▶ The exercise
Filter the listing and keep only the lines with the word "source".

▶ Figure record extracts
────────
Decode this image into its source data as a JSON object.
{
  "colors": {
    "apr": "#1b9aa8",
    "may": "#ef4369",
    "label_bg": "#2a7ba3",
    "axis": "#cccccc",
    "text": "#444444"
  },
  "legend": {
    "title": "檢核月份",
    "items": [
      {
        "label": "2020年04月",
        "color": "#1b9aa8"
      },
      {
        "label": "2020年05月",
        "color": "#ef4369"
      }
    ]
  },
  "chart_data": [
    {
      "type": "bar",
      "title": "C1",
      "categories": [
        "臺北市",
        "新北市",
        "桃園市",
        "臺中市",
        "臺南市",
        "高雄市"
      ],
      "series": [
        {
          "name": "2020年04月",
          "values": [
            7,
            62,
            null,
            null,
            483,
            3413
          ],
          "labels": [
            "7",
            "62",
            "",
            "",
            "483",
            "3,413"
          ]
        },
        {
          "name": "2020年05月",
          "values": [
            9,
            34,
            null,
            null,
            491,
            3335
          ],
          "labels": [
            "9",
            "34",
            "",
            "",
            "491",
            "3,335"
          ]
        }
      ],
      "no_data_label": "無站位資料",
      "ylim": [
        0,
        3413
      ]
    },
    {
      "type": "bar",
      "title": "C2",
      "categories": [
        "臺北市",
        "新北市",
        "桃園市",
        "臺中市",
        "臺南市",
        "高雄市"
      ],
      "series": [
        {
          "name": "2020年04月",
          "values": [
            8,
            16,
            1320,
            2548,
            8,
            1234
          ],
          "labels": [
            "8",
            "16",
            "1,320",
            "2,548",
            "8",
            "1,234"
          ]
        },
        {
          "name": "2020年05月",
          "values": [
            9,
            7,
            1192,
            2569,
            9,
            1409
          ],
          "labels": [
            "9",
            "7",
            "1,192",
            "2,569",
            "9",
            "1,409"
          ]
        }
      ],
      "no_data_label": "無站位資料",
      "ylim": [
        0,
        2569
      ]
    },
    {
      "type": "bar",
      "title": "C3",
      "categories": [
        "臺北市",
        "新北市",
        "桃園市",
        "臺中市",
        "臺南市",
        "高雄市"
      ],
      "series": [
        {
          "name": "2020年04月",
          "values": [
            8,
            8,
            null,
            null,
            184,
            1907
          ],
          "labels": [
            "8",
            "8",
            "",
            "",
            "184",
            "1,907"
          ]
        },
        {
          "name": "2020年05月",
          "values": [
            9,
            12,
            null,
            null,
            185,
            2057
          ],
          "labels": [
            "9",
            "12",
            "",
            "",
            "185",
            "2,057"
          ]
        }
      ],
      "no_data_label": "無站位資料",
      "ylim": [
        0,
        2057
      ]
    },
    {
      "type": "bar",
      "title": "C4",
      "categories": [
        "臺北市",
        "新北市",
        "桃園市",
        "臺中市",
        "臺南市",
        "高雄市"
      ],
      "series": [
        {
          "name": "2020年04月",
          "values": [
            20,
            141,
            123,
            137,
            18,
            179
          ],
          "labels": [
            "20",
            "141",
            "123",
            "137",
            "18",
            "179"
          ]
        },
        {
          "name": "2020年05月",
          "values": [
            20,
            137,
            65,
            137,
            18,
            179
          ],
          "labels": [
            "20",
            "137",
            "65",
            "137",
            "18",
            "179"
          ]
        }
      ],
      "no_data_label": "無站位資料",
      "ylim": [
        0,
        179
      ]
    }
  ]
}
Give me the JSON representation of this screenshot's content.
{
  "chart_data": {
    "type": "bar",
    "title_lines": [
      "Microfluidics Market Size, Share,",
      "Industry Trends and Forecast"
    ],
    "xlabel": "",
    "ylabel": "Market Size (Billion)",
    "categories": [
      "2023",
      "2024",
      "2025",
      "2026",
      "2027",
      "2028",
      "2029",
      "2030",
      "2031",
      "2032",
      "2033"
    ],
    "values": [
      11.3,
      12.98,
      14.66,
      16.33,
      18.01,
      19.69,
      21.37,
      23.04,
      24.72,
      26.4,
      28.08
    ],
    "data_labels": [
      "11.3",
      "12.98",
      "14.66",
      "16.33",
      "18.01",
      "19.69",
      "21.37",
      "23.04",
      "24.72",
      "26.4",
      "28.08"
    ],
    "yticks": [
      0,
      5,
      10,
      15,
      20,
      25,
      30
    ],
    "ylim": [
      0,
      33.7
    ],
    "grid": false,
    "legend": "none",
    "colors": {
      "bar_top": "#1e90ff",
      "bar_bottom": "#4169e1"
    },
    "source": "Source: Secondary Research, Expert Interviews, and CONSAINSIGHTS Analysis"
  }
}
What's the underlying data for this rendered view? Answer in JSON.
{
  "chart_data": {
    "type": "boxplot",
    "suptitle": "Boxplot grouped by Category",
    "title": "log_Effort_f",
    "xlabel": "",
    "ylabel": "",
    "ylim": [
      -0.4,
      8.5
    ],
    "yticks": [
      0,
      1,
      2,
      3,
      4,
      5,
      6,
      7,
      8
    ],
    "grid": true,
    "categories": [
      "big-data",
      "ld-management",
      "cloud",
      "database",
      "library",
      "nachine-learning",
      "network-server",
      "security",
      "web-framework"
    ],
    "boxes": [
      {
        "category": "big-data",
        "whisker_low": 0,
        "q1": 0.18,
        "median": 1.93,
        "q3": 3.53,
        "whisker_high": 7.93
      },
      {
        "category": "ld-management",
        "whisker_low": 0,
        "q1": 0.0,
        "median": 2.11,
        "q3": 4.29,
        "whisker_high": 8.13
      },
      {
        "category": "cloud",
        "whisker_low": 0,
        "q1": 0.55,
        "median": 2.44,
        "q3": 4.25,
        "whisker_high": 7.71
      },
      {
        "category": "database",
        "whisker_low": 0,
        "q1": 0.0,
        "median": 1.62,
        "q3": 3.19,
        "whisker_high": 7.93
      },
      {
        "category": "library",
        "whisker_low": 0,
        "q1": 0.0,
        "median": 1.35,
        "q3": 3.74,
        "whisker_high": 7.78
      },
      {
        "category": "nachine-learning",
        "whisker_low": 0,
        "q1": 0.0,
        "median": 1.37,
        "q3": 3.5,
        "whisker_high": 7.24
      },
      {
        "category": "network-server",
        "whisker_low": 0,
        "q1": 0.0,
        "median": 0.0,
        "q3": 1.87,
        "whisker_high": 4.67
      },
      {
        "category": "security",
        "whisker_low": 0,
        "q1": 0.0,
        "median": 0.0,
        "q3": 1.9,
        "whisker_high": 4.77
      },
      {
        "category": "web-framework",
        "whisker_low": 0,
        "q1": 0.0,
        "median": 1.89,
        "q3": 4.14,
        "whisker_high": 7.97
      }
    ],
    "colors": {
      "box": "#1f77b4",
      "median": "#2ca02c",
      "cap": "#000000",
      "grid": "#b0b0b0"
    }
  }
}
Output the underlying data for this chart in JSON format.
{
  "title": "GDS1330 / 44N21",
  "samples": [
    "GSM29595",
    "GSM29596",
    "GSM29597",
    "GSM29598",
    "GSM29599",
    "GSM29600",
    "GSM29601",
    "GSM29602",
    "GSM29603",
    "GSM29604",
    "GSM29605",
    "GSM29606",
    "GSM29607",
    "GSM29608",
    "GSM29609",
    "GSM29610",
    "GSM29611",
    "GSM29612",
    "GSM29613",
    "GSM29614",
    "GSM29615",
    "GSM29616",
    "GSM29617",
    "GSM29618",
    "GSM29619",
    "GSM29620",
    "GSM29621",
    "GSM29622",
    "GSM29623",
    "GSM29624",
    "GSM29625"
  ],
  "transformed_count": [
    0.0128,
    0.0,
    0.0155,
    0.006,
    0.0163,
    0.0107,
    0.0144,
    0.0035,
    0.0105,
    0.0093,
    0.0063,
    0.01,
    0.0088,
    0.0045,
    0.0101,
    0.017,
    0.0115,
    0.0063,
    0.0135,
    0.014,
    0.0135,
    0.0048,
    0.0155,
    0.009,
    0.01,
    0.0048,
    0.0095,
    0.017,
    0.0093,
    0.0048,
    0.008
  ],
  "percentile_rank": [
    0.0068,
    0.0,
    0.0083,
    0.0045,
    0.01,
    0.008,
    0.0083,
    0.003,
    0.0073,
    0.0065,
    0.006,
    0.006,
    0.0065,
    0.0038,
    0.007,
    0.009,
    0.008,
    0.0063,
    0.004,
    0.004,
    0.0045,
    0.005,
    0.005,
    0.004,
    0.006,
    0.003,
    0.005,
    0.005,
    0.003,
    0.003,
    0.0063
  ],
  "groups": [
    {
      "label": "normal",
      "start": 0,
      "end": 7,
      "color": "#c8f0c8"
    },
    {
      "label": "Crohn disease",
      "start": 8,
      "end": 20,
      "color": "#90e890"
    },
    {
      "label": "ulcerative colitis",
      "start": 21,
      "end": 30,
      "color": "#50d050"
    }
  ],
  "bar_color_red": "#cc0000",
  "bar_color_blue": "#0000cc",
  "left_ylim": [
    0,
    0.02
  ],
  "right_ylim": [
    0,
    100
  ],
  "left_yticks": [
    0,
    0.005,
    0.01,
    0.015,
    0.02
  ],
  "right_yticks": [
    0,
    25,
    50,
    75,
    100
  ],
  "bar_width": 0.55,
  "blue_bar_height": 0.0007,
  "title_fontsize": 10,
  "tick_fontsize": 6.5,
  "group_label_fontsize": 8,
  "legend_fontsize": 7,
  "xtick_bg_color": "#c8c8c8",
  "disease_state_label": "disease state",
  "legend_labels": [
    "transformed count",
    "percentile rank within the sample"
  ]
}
────────
▶ Response for this exercise
Decode this image into its source data as a JSON object.
    "source": "Source: Secondary Research, Expert Interviews, and CONSAINSIGHTS Analysis"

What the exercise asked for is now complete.